課題一覧.
1. 鰻を食べに出かける話の本文で、友人との約束は何時か答えなさい。
2. 鰻を食べに出かける話の本文を、最後の文の後から書き継ぎなさい。

本文抜粋.
- - - - -

5年前ごろに制定された一夏一鰻のマイルール。我が腹が定めたこの法を犯すわけにはいかない。私本体は我が腹のしもべに過ぎないのだから。
腹のために重い腰を上げ、残暑の候に滑り込むように赴く。
友人との約束は、11時50分。
8時半の電車に乗り込み、神戸三宮を目指す。
少し早めに到着し、先にどこかで1杯入れるつもりだったが、考え直した。鰻をしっかり迎え入れるために、腹は空にしておこう。
その代わりに本屋を訪れ、息子用に寿司になる前の魚の姿と寿司を同時にチェックできる図鑑を購入した。そういう本がないか先日から探していたらあった。

- - - - -

[レイアウト注釈項目]
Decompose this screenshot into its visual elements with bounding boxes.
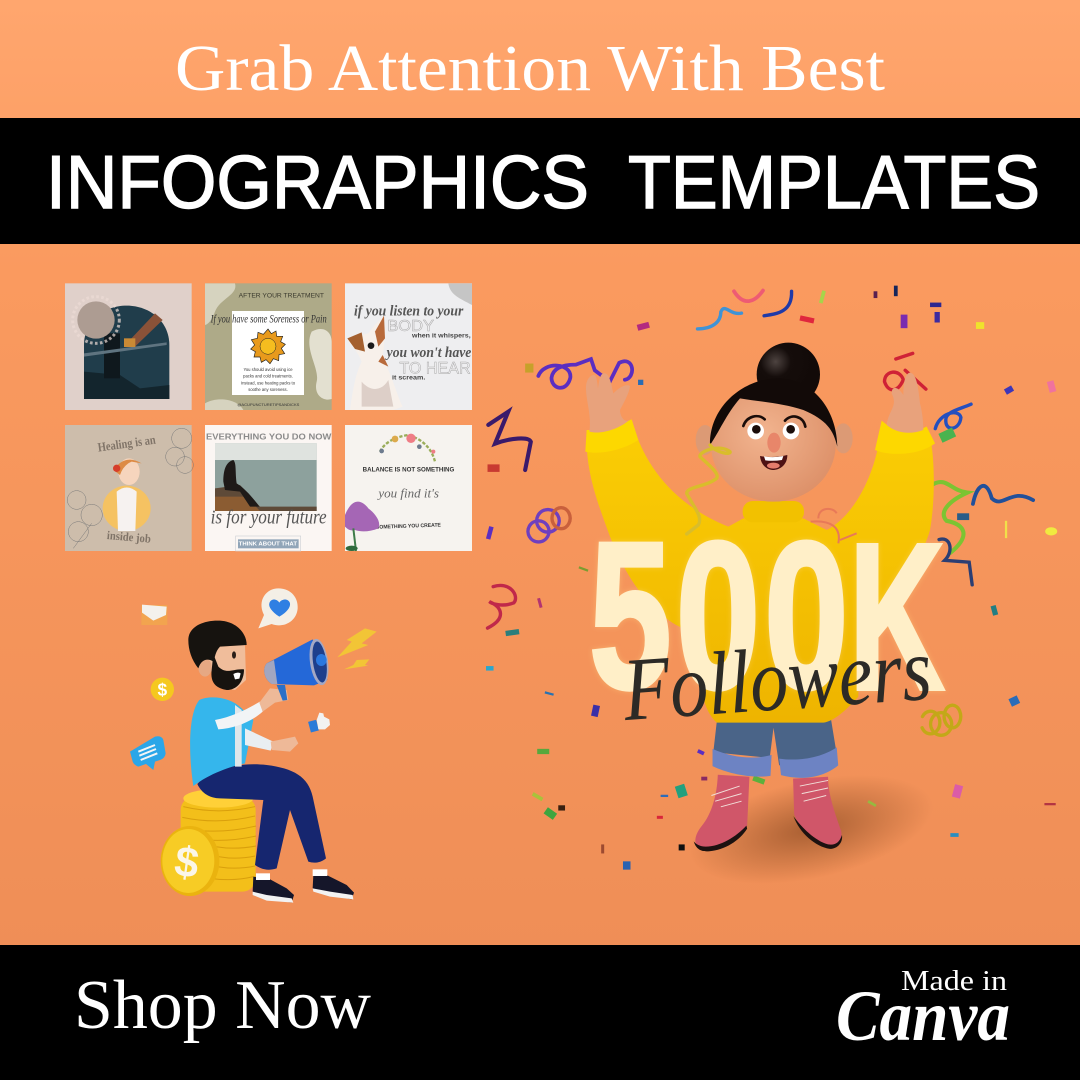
script word Followers: Followers [619, 620, 935, 740]
head [711, 388, 836, 502]
icon: dollar coin small: $ [158, 680, 168, 700]
thumbnail: listen to your body: when it whispers, [411, 333, 471, 340]
icon: chat bubble [130, 736, 166, 770]
thumbnail: everything you do now: THINK ABOUT THAT [239, 541, 298, 547]
character upper body, 500K and Followers [585, 343, 944, 740]
thumbnail: after your treatment: soothe any soreness. [248, 387, 288, 392]
template thumbnails grid [65, 283, 472, 551]
banner: infographics templates: INFOGRAPHICS [46, 140, 589, 224]
megaphone [264, 638, 331, 701]
thumbnail: listen to your body: you won't have [385, 345, 472, 361]
beard [211, 654, 244, 690]
illustration: man with megaphone on coins [130, 588, 377, 903]
arm lower [245, 728, 273, 751]
sweater body and arms [585, 419, 935, 723]
icon: heart speech bubble [258, 588, 298, 628]
thumbnail: balance: BALANCE IS NOT SOMETHING [363, 467, 455, 473]
big number 500K: K [849, 501, 944, 734]
boots [694, 775, 842, 851]
icon: dollar coin small [151, 678, 174, 701]
hair [710, 378, 837, 447]
thumbnail: everything you do now: is for your future [211, 506, 327, 528]
thumbnail: healing: Healing is an [97, 433, 157, 455]
big dollar coin: $ [172, 837, 202, 888]
thumbnail: healing: inside job [106, 528, 152, 546]
man figure [188, 621, 354, 903]
shorts [713, 713, 838, 778]
ground shadow [679, 756, 943, 903]
hair bun [757, 343, 820, 406]
confetti and lower body of character [486, 286, 1057, 903]
thumbnail: balance [345, 425, 472, 551]
big number 500K: 5 [589, 499, 671, 732]
thumbnail: after your treatment: You should avoid using ice [243, 367, 293, 372]
thumbnail: arch photo [65, 283, 192, 410]
coin stack [181, 789, 256, 892]
ear left [696, 425, 714, 455]
thumbnail: listen to your body: BODY [387, 318, 434, 335]
shirt [190, 697, 253, 786]
trousers [197, 764, 326, 870]
footer bar [0, 945, 1080, 1080]
right hand [887, 373, 923, 433]
thumbnail: after your treatment: Instead, use heating packs to [241, 380, 296, 385]
thumbnail: everything you do now: EVERYTHING YOU DO NOW [206, 432, 331, 442]
face [743, 416, 805, 470]
thumbnail: healing [65, 425, 193, 551]
big number 500K [589, 499, 944, 734]
icon: thumbs up [308, 713, 330, 733]
big number 500K: 0 [764, 499, 848, 732]
confetti near collar [811, 509, 857, 543]
ribbon on face [687, 445, 730, 534]
thumbnail: after your treatment: @ACUPUNCTURETIPSANDICKS [237, 403, 300, 407]
big number 500K: 0 [676, 499, 760, 732]
icon: envelope [141, 605, 167, 625]
ear right [834, 423, 853, 453]
head [207, 645, 246, 690]
thumbnail: balance: SOMETHING YOU CREATE [376, 523, 441, 531]
call to action: shop now: Shop Now [74, 967, 371, 1044]
hair [188, 621, 247, 668]
thumbnail: after your treatment: packs and cold treatments. [243, 374, 293, 379]
left hand [586, 373, 630, 433]
thumbnail: balance: you find it's [376, 487, 439, 501]
thumbnail: listen to your body [345, 283, 472, 410]
banner: infographics templates: TEMPLATES [628, 140, 1040, 224]
shoes [253, 877, 294, 903]
thumbnail: listen to your body: TO HEAR [399, 359, 471, 378]
made in canva logo: Canva [836, 976, 1010, 1056]
thumbnail: everything you do now [205, 425, 332, 551]
thumbnail: after your treatment [205, 283, 332, 410]
thumbnail: after your treatment: AFTER YOUR TREATMENT [239, 293, 324, 300]
confetti [488, 291, 1033, 735]
thumbnail: listen to your body: if you listen to your [354, 304, 464, 320]
made in canva logo: Made in [901, 965, 1008, 997]
heading: grab attention: Grab Attention With Best [175, 32, 885, 105]
icon: lightning bolts [337, 628, 377, 669]
thumbnail: listen to your body: it scream. [392, 375, 426, 382]
big dollar coin [161, 826, 219, 896]
thumbnail: after your treatment: If you have some Soreness or Pain [210, 313, 327, 325]
banner: infographics templates [0, 118, 1080, 244]
arm upper [215, 702, 263, 729]
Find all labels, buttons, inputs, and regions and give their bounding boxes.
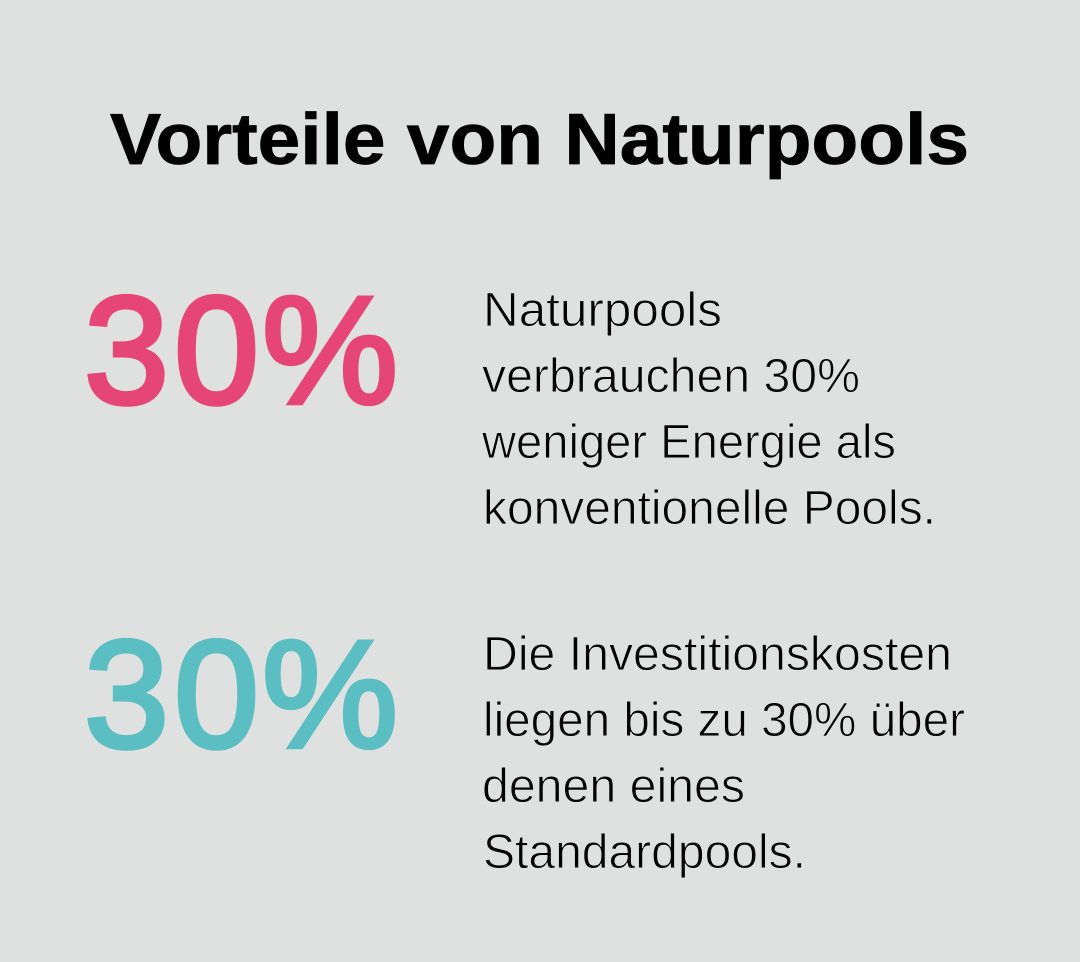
title: Vorteile von Naturpools: [110, 100, 969, 180]
stat 2: big number: 30%: [84, 609, 398, 780]
stat 1: description: verbrauchen 30%: [482, 350, 860, 403]
stat 1: description: weniger Energie als: [481, 416, 896, 469]
stat 1: description: [481, 284, 936, 535]
stat 2: description: [482, 628, 965, 879]
stat 2: description: Die Investitionskosten: [483, 628, 952, 681]
stat 2: description: liegen bis zu 30% über: [483, 694, 965, 747]
stat 1: description: konventionelle Pools.: [483, 482, 936, 535]
stat 2: description: denen eines: [482, 760, 745, 813]
stat 1: description: Naturpools: [483, 284, 722, 337]
stat 1: big number: 30%: [84, 265, 398, 436]
stat 2: description: Standardpools.: [483, 826, 806, 879]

- - - - -

課題別解答.
1. 11時50分です。

2.
1,800円くらいと思って、値段を見ずにレジに向かったが驚きの高額。これから鰻を食べようと言うのに…。少し怯む。喜んでくれれば良いなとだけささやかに願う。
その後、ライフワークであるうまい飲み物探しを開始。食料品も売っている雑貨店を訪問し、マッチ箱のような可愛いデザインの箱に入れられた紅茶を発見。
数年前まではとりわけこういった可愛げのあるものに目が無く、見つけては買っていた。めっきりそういうこともなくなったが、自分を取り戻すように2つ購入する。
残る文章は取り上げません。